◆ Exercise:
Pictures in the records should not be copied, but every other part must be repeated exactly.

(Dataset items)
++++++
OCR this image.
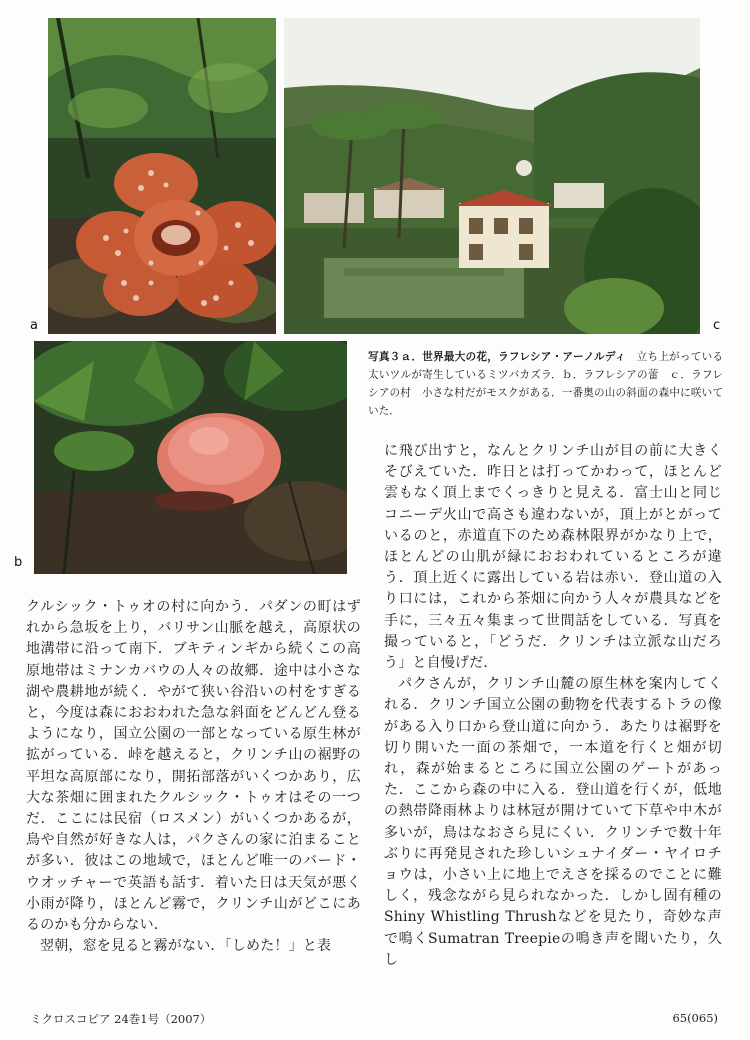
a	c
b
写真３ａ．世界最大の花，ラフレシア・アーノルディ　立ち上がっている太いツルが寄生しているミツバカズラ．ｂ．ラフレシアの蕾　ｃ．ラフレシアの村　小さな村だがモスクがある．一番奥の山の斜面の森中に咲いていた．

クルシック・トゥオの村に向かう．パダンの町はずれから急坂を上り，バリサン山脈を越え，高原状の地溝帯に沿って南下．ブキティンギから続くこの高原地帯はミナンカバウの人々の故郷．途中は小さな湖や農耕地が続く．やがて狭い谷沿いの村をすぎると，今度は森におおわれた急な斜面をどんどん登るようになり，国立公園の一部となっている原生林が拡がっている．峠を越えると，クリンチ山の裾野の平坦な高原部になり，開拓部落がいくつかあり，広大な茶畑に囲まれたクルシック・トゥオはその一つだ．ここには民宿（ロスメン）がいくつかあるが，鳥や自然が好きな人は，パクさんの家に泊まることが多い．彼はこの地域で，ほとんど唯一のバード・ウオッチャーで英語も話す．着いた日は天気が悪く小雨が降り，ほとんど霧で，クリンチ山がどこにあるのかも分からない．

翌朝，窓を見ると霧がない．「しめた！」と表

に飛び出すと，なんとクリンチ山が目の前に大きくそびえていた．昨日とは打ってかわって，ほとんど雲もなく頂上までくっきりと見える．富士山と同じコニーデ火山で高さも違わないが，頂上がとがっているのと，赤道直下のため森林限界がかなり上で，ほとんどの山肌が緑におおわれているところが違う．頂上近くに露出している岩は赤い．登山道の入り口には，これから茶畑に向かう人々が農具などを手に，三々五々集まって世間話をしている．写真を撮っていると，「どうだ．クリンチは立派な山だろう」と自慢げだ．

パクさんが，クリンチ山麓の原生林を案内してくれる．クリンチ国立公園の動物を代表するトラの像がある入り口から登山道に向かう．あたりは裾野を切り開いた一面の茶畑で，一本道を行くと畑が切れ，森が始まるところに国立公園のゲートがあった．ここから森の中に入る．登山道を行くが，低地の熱帯降雨林よりは林冠が開けていて下草や中木が多いが，鳥はなおさら見にくい．クリンチで数十年ぶりに再発見された珍しいシュナイダー・ヤイロチョウは，小さい上に地上でえさを採るのでことに難しく，残念ながら見られなかった．しかし固有種のShiny Whistling Thrushなどを見たり，奇妙な声で鳴くSumatran Treepieの鳴き声を聞いたり，久し

ミクロスコピア 24巻1号（2007）	65(065)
++++++
◆ Response to this exercise:
OCR this image.
a	c
b
写真３ａ．世界最大の花，ラフレシア・アーノルディ　立ち上がっている太いツルが寄生しているミツバカズラ．ｂ．ラフレシアの蕾　ｃ．ラフレシアの村　小さな村だがモスクがある．一番奥の山の斜面の森中に咲いていた．

クルシック・トゥオの村に向かう．パダンの町はずれから急坂を上り，バリサン山脈を越え，高原状の地溝帯に沿って南下．ブキティンギから続くこの高原地帯はミナンカバウの人々の故郷．途中は小さな湖や農耕地が続く．やがて狭い谷沿いの村をすぎると，今度は森におおわれた急な斜面をどんどん登るようになり，国立公園の一部となっている原生林が拡がっている．峠を越えると，クリンチ山の裾野の平坦な高原部になり，開拓部落がいくつかあり，広大な茶畑に囲まれたクルシック・トゥオはその一つだ．ここには民宿（ロスメン）がいくつかあるが，鳥や自然が好きな人は，パクさんの家に泊まることが多い．彼はこの地域で，ほとんど唯一のバード・ウオッチャーで英語も話す．着いた日は天気が悪く小雨が降り，ほとんど霧で，クリンチ山がどこにあるのかも分からない．

翌朝，窓を見ると霧がない．「しめた！」と表

に飛び出すと，なんとクリンチ山が目の前に大きくそびえていた．昨日とは打ってかわって，ほとんど雲もなく頂上までくっきりと見える．富士山と同じコニーデ火山で高さも違わないが，頂上がとがっているのと，赤道直下のため森林限界がかなり上で，ほとんどの山肌が緑におおわれているところが違う．頂上近くに露出している岩は赤い．登山道の入り口には，これから茶畑に向かう人々が農具などを手に，三々五々集まって世間話をしている．写真を撮っていると，「どうだ．クリンチは立派な山だろう」と自慢げだ．

パクさんが，クリンチ山麓の原生林を案内してくれる．クリンチ国立公園の動物を代表するトラの像がある入り口から登山道に向かう．あたりは裾野を切り開いた一面の茶畑で，一本道を行くと畑が切れ，森が始まるところに国立公園のゲートがあった．ここから森の中に入る．登山道を行くが，低地の熱帯降雨林よりは林冠が開けていて下草や中木が多いが，鳥はなおさら見にくい．クリンチで数十年ぶりに再発見された珍しいシュナイダー・ヤイロチョウは，小さい上に地上でえさを採るのでことに難しく，残念ながら見られなかった．しかし固有種のShiny Whistling Thrushなどを見たり，奇妙な声で鳴くSumatran Treepieの鳴き声を聞いたり，久し

ミクロスコピア 24巻1号（2007）	65(065)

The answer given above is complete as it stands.